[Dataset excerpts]
========

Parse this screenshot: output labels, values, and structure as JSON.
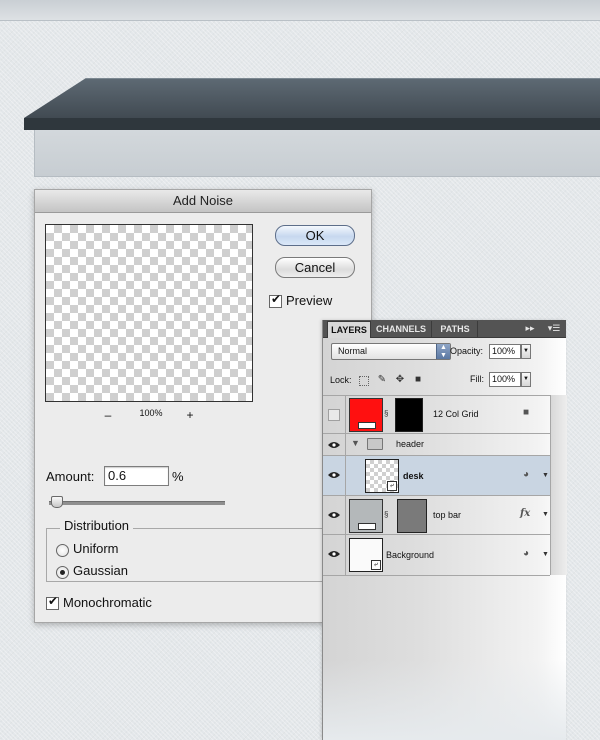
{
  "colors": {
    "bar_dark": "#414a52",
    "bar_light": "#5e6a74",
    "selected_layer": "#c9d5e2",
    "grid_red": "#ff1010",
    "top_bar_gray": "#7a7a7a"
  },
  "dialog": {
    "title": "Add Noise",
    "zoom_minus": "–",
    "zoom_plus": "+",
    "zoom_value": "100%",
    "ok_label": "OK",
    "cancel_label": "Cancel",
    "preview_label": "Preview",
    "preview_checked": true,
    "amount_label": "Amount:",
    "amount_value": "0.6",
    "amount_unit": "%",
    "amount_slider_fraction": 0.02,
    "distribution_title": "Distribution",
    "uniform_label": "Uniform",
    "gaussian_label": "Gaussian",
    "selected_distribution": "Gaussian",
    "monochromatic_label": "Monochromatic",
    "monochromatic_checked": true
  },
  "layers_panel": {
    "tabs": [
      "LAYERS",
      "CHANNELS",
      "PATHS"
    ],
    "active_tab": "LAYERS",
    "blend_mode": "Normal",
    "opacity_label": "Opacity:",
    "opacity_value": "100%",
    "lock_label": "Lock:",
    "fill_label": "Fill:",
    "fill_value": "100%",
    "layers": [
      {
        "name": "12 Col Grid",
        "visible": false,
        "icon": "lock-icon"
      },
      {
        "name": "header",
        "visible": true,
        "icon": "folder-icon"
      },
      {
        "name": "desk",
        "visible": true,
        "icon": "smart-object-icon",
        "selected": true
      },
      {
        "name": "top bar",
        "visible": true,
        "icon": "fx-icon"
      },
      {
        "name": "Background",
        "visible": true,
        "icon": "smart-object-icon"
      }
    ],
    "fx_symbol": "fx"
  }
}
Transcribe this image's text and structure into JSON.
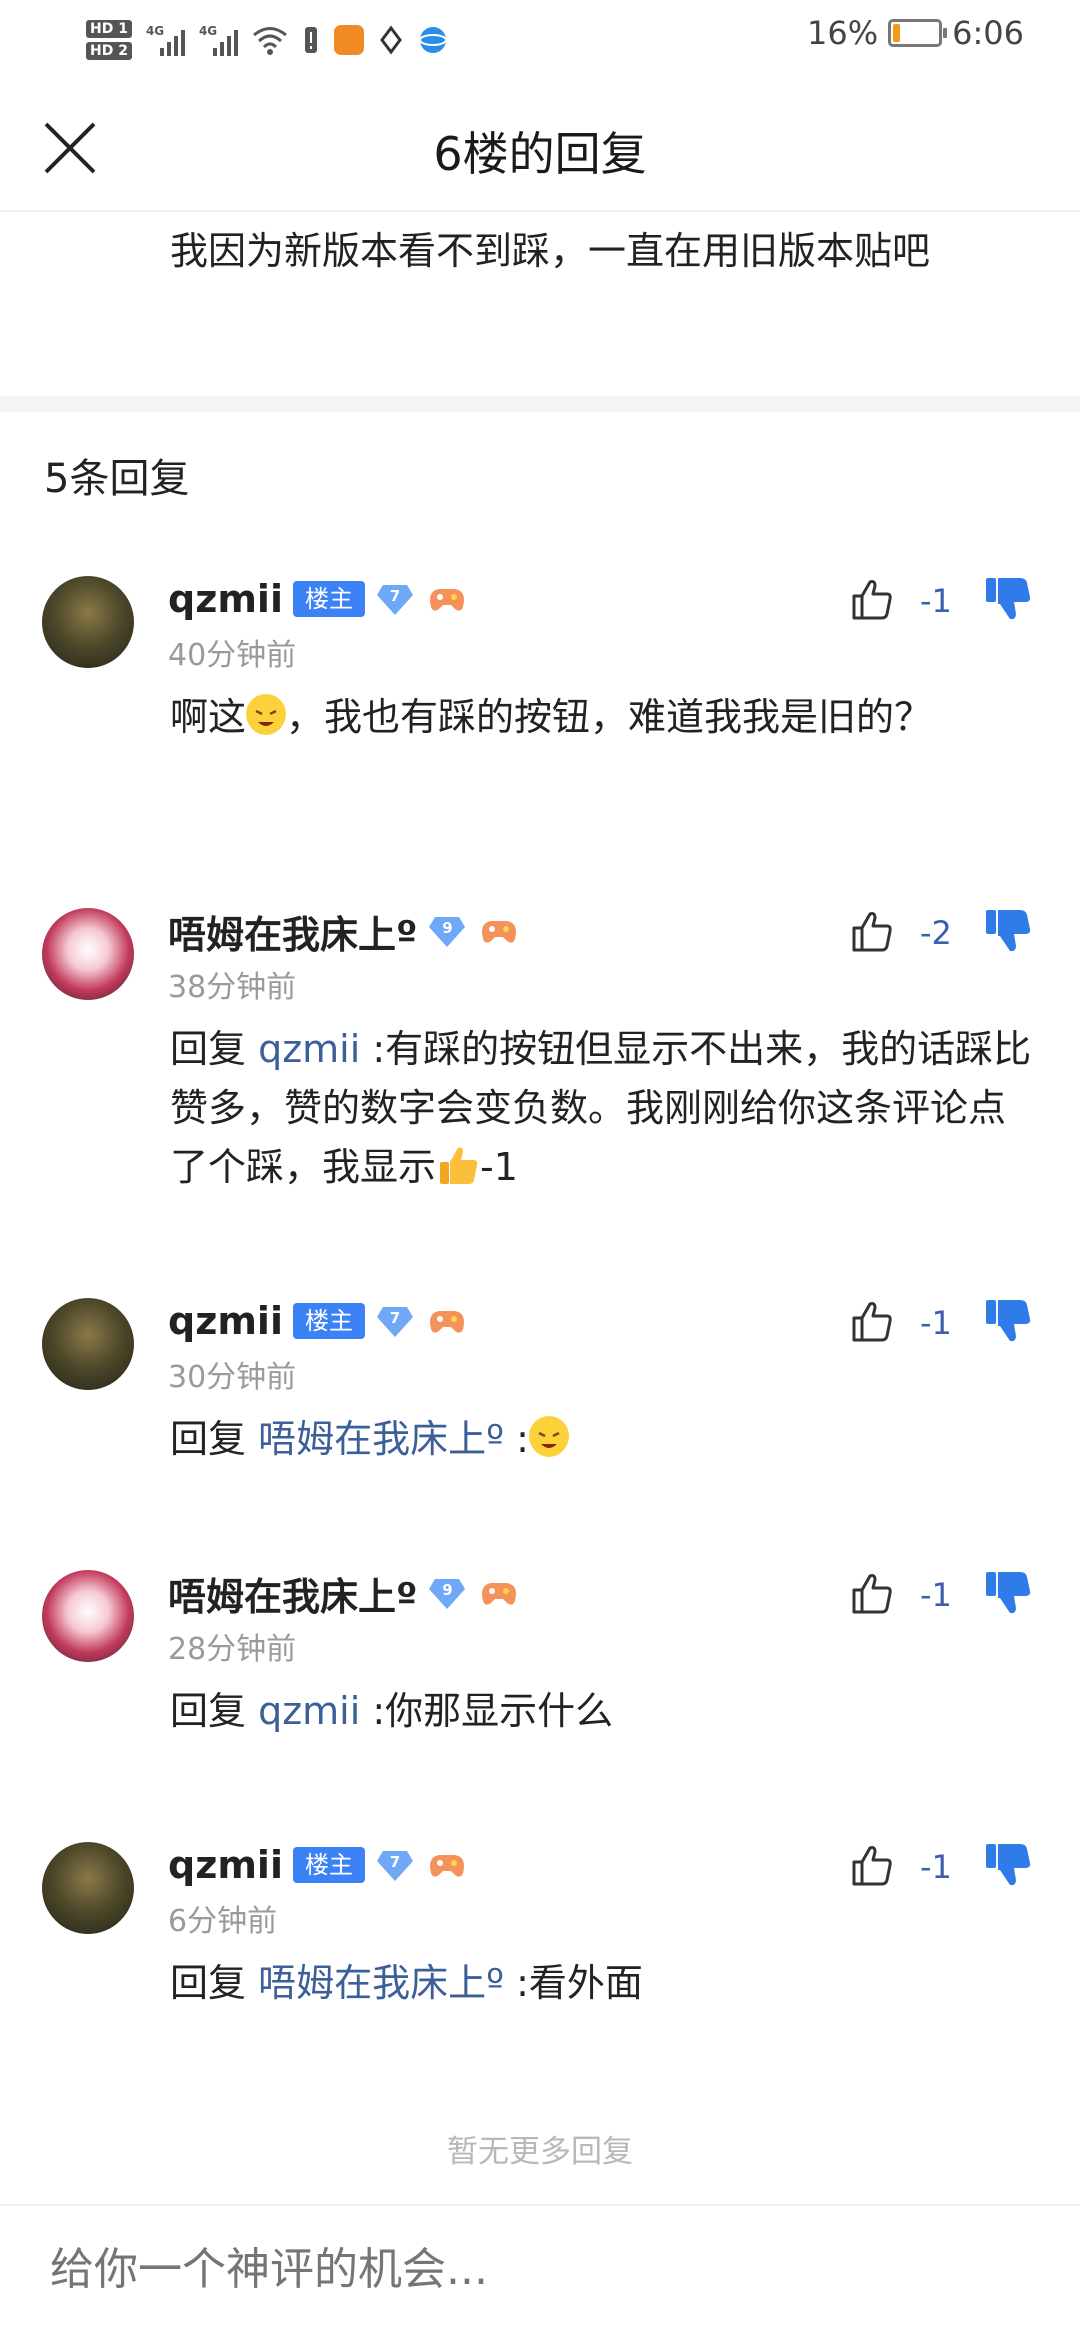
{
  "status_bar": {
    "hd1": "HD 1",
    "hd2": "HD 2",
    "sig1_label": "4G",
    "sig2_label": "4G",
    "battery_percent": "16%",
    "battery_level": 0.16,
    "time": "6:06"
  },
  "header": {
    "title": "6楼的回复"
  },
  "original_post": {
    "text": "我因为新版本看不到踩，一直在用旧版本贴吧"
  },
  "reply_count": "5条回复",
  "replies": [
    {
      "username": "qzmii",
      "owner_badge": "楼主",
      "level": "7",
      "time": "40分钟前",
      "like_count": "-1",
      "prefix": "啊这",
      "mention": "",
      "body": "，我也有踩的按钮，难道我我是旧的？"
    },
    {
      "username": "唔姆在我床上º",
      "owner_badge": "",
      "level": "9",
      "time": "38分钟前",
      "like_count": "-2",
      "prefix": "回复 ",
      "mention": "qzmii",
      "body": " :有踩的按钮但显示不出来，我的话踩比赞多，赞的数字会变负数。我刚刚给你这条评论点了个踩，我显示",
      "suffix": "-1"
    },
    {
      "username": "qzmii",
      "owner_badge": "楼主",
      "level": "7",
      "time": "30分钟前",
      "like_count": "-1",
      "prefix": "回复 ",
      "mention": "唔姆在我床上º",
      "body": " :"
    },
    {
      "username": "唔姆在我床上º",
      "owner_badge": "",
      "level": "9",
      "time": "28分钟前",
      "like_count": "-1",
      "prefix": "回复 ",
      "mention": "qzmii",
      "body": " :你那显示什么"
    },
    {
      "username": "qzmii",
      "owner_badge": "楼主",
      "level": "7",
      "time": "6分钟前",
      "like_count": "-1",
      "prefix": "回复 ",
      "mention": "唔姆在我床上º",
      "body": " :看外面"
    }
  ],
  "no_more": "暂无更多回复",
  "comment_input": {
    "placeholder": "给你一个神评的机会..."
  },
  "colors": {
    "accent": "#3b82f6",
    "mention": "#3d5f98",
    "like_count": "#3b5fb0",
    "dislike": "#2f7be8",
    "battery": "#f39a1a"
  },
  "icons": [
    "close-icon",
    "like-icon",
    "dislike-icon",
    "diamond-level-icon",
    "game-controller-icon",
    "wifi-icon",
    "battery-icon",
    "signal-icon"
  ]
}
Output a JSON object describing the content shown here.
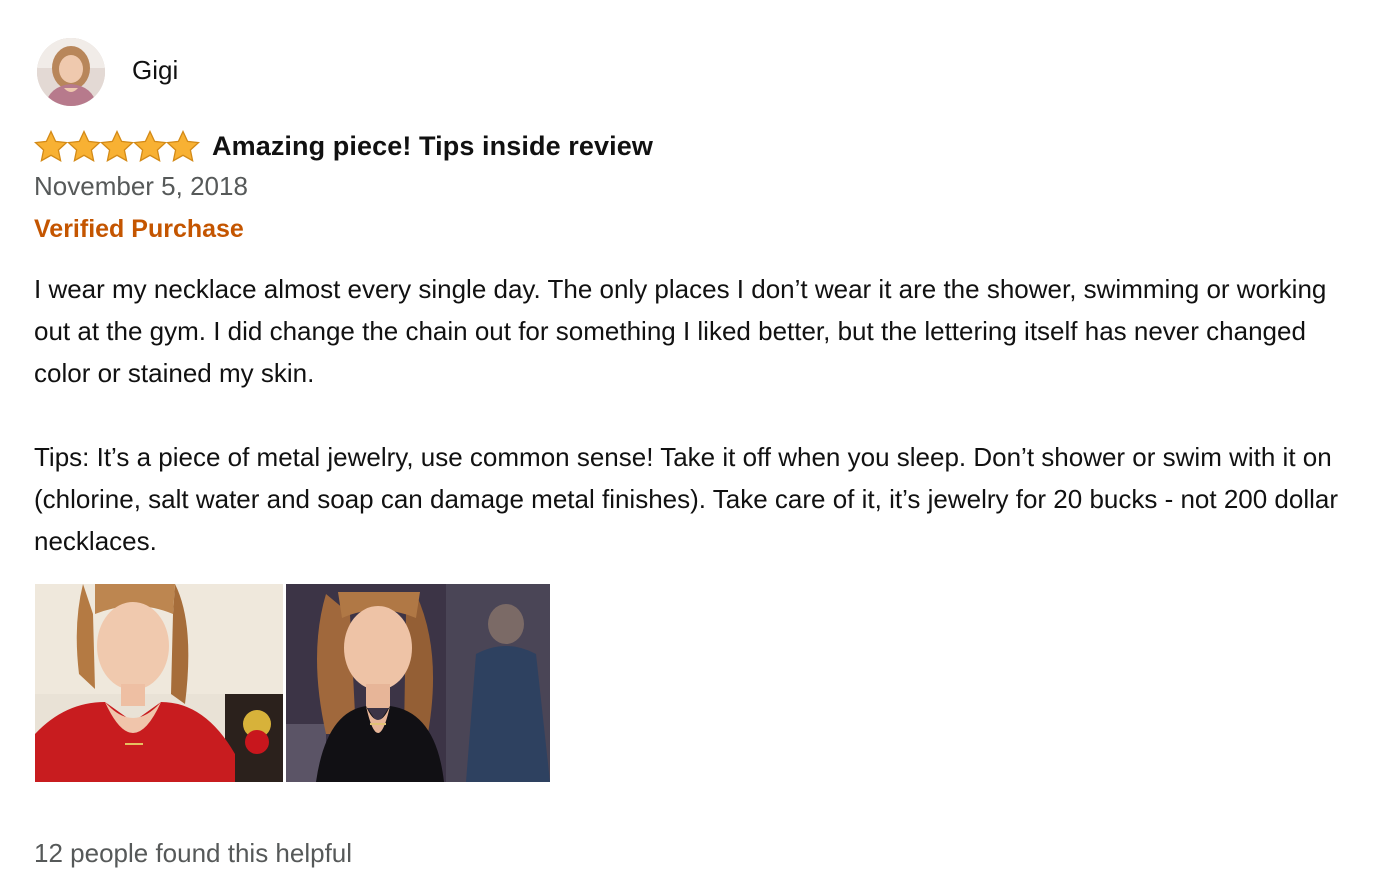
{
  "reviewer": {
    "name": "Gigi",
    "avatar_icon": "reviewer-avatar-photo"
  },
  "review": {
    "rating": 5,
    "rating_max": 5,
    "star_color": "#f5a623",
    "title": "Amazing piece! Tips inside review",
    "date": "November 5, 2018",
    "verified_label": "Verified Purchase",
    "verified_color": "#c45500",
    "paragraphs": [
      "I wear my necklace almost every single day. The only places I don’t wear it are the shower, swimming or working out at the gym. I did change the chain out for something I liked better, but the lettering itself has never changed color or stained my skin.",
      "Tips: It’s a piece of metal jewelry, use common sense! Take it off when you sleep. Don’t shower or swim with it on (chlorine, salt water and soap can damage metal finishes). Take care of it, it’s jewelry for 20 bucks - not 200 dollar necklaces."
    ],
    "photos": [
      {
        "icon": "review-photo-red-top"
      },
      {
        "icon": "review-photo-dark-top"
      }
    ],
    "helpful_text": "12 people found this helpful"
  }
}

========

What the exercise asks — Copy each line that contains the word "shower".

Expected answer —
      "I wear my necklace almost every single day. The only places I don’t wear it are the shower, swimming or working out at the gym. I did change the chain out for something I liked better, but the lettering itself has never changed color or stained my skin.",
      "Tips: It’s a piece of metal jewelry, use common sense! Take it off when you sleep. Don’t shower or swim with it on (chlorine, salt water and soap can damage metal finishes). Take care of it, it’s jewelry for 20 bucks - not 200 dollar necklaces."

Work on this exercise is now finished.